▶ [The task] Copy each line exactly. Leave nothing out.

--

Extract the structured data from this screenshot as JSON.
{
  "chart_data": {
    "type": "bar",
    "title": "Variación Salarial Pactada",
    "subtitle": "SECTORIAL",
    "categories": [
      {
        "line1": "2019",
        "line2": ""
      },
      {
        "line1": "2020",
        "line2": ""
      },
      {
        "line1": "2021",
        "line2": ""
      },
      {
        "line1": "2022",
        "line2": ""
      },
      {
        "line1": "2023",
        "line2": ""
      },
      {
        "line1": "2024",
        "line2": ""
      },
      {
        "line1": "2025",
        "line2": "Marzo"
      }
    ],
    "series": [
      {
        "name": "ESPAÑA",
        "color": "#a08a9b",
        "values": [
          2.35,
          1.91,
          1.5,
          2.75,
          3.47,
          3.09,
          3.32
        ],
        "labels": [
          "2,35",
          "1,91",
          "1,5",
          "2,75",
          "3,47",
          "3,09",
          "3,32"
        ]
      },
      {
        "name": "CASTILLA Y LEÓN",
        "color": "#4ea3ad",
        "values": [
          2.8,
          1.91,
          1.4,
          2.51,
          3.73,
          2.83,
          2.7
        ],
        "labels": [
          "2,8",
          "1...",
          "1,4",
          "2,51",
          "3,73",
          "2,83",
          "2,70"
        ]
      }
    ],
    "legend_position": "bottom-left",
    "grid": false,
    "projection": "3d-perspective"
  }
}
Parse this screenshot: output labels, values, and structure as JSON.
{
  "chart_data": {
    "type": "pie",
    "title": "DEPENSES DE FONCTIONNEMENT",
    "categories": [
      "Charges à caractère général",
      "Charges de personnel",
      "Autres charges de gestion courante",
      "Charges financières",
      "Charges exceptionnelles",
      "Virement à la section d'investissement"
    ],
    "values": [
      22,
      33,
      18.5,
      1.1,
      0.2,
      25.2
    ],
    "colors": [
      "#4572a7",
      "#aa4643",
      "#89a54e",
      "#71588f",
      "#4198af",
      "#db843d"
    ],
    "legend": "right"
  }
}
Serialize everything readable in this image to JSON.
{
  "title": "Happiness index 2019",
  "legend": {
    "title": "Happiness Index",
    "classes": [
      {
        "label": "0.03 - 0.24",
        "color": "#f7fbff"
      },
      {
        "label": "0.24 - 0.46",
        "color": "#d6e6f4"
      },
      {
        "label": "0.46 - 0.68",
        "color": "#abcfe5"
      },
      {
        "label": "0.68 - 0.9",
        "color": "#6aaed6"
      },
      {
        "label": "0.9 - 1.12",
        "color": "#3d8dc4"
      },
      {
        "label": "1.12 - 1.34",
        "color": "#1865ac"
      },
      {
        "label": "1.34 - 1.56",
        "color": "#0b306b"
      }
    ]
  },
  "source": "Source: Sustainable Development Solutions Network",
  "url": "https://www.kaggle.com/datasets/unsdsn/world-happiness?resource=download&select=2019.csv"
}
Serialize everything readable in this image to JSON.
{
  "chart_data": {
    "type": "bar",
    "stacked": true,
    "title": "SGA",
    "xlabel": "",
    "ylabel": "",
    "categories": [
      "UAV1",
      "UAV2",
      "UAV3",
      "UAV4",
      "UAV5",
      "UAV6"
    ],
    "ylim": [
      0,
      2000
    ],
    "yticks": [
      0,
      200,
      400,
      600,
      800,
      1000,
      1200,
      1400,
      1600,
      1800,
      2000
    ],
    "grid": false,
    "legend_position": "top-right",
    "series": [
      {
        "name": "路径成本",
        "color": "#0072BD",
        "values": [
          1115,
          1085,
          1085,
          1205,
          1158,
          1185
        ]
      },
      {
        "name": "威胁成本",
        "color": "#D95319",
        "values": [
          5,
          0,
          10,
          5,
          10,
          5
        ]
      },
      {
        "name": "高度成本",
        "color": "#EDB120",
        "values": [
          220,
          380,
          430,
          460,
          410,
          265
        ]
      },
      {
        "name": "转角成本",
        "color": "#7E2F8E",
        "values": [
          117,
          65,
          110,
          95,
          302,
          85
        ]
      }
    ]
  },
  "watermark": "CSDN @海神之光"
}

--

▶ [Expected output]
Extract the structured data from this screenshot as JSON.
{
  "chart_data": {
    "type": "bar",
    "title": "Variación Salarial Pactada",
    "subtitle": "SECTORIAL",
    "categories": [
      {
        "line1": "2019",
        "line2": ""
      },
      {
        "line1": "2020",
        "line2": ""
      },
      {
        "line1": "2021",
        "line2": ""
      },
      {
        "line1": "2022",
        "line2": ""
      },
      {
        "line1": "2023",
        "line2": ""
      },
      {
        "line1": "2024",
        "line2": ""
      },
      {
        "line1": "2025",
        "line2": "Marzo"
      }
    ],
    "series": [
      {
        "name": "ESPAÑA",
        "color": "#a08a9b",
        "values": [
          2.35,
          1.91,
          1.5,
          2.75,
          3.47,
          3.09,
          3.32
        ],
        "labels": [
          "2,35",
          "1,91",
          "1,5",
          "2,75",
          "3,47",
          "3,09",
          "3,32"
        ]
      },
      {
        "name": "CASTILLA Y LEÓN",
        "color": "#4ea3ad",
        "values": [
          2.8,
          1.91,
          1.4,
          2.51,
          3.73,
          2.83,
          2.7
        ],
        "labels": [
          "2,8",
          "1...",
          "1,4",
          "2,51",
          "3,73",
          "2,83",
          "2,70"
        ]
      }
    ],
    "legend_position": "bottom-left",
    "grid": false,
    "projection": "3d-perspective"
  }
}
Parse this screenshot: output labels, values, and structure as JSON.
{
  "chart_data": {
    "type": "pie",
    "title": "DEPENSES DE FONCTIONNEMENT",
    "categories": [
      "Charges à caractère général",
      "Charges de personnel",
      "Autres charges de gestion courante",
      "Charges financières",
      "Charges exceptionnelles",
      "Virement à la section d'investissement"
    ],
    "values": [
      22,
      33,
      18.5,
      1.1,
      0.2,
      25.2
    ],
    "colors": [
      "#4572a7",
      "#aa4643",
      "#89a54e",
      "#71588f",
      "#4198af",
      "#db843d"
    ],
    "legend": "right"
  }
}
Serialize everything readable in this image to JSON.
{
  "title": "Happiness index 2019",
  "legend": {
    "title": "Happiness Index",
    "classes": [
      {
        "label": "0.03 - 0.24",
        "color": "#f7fbff"
      },
      {
        "label": "0.24 - 0.46",
        "color": "#d6e6f4"
      },
      {
        "label": "0.46 - 0.68",
        "color": "#abcfe5"
      },
      {
        "label": "0.68 - 0.9",
        "color": "#6aaed6"
      },
      {
        "label": "0.9 - 1.12",
        "color": "#3d8dc4"
      },
      {
        "label": "1.12 - 1.34",
        "color": "#1865ac"
      },
      {
        "label": "1.34 - 1.56",
        "color": "#0b306b"
      }
    ]
  },
  "source": "Source: Sustainable Development Solutions Network",
  "url": "https://www.kaggle.com/datasets/unsdsn/world-happiness?resource=download&select=2019.csv"
}
Serialize everything readable in this image to JSON.
{
  "chart_data": {
    "type": "bar",
    "stacked": true,
    "title": "SGA",
    "xlabel": "",
    "ylabel": "",
    "categories": [
      "UAV1",
      "UAV2",
      "UAV3",
      "UAV4",
      "UAV5",
      "UAV6"
    ],
    "ylim": [
      0,
      2000
    ],
    "yticks": [
      0,
      200,
      400,
      600,
      800,
      1000,
      1200,
      1400,
      1600,
      1800,
      2000
    ],
    "grid": false,
    "legend_position": "top-right",
    "series": [
      {
        "name": "路径成本",
        "color": "#0072BD",
        "values": [
          1115,
          1085,
          1085,
          1205,
          1158,
          1185
        ]
      },
      {
        "name": "威胁成本",
        "color": "#D95319",
        "values": [
          5,
          0,
          10,
          5,
          10,
          5
        ]
      },
      {
        "name": "高度成本",
        "color": "#EDB120",
        "values": [
          220,
          380,
          430,
          460,
          410,
          265
        ]
      },
      {
        "name": "转角成本",
        "color": "#7E2F8E",
        "values": [
          117,
          65,
          110,
          95,
          302,
          85
        ]
      }
    ]
  },
  "watermark": "CSDN @海神之光"
}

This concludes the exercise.